**Description of the task**.
Copy every record below, exactly as written.

**Stored data entries**.
╔══

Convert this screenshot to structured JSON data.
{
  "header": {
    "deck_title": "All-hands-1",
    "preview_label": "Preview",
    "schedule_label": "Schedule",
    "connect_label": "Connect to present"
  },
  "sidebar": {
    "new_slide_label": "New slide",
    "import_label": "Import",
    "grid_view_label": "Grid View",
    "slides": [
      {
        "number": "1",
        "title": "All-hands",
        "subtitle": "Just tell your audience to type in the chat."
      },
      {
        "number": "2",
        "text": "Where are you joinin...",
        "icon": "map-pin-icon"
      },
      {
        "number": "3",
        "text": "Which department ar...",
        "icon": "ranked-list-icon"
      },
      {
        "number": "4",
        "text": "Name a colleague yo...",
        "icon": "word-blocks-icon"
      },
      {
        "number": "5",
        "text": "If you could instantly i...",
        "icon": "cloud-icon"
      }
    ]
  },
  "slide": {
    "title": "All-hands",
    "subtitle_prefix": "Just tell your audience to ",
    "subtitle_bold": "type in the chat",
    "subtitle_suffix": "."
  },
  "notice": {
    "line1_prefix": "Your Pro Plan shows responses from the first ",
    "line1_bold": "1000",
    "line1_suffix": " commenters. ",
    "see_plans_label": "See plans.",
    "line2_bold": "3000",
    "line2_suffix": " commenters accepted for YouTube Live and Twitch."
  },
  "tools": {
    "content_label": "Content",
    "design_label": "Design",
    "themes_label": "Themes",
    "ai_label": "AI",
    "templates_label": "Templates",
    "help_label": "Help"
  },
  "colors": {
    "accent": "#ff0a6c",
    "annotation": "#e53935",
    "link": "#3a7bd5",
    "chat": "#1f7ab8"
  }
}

╚══

**Worked solution**.
Convert this screenshot to structured JSON data.
{
  "header": {
    "deck_title": "All-hands-1",
    "preview_label": "Preview",
    "schedule_label": "Schedule",
    "connect_label": "Connect to present"
  },
  "sidebar": {
    "new_slide_label": "New slide",
    "import_label": "Import",
    "grid_view_label": "Grid View",
    "slides": [
      {
        "number": "1",
        "title": "All-hands",
        "subtitle": "Just tell your audience to type in the chat."
      },
      {
        "number": "2",
        "text": "Where are you joinin...",
        "icon": "map-pin-icon"
      },
      {
        "number": "3",
        "text": "Which department ar...",
        "icon": "ranked-list-icon"
      },
      {
        "number": "4",
        "text": "Name a colleague yo...",
        "icon": "word-blocks-icon"
      },
      {
        "number": "5",
        "text": "If you could instantly i...",
        "icon": "cloud-icon"
      }
    ]
  },
  "slide": {
    "title": "All-hands",
    "subtitle_prefix": "Just tell your audience to ",
    "subtitle_bold": "type in the chat",
    "subtitle_suffix": "."
  },
  "notice": {
    "line1_prefix": "Your Pro Plan shows responses from the first ",
    "line1_bold": "1000",
    "line1_suffix": " commenters. ",
    "see_plans_label": "See plans.",
    "line2_bold": "3000",
    "line2_suffix": " commenters accepted for YouTube Live and Twitch."
  },
  "tools": {
    "content_label": "Content",
    "design_label": "Design",
    "themes_label": "Themes",
    "ai_label": "AI",
    "templates_label": "Templates",
    "help_label": "Help"
  },
  "colors": {
    "accent": "#ff0a6c",
    "annotation": "#e53935",
    "link": "#3a7bd5",
    "chat": "#1f7ab8"
  }
}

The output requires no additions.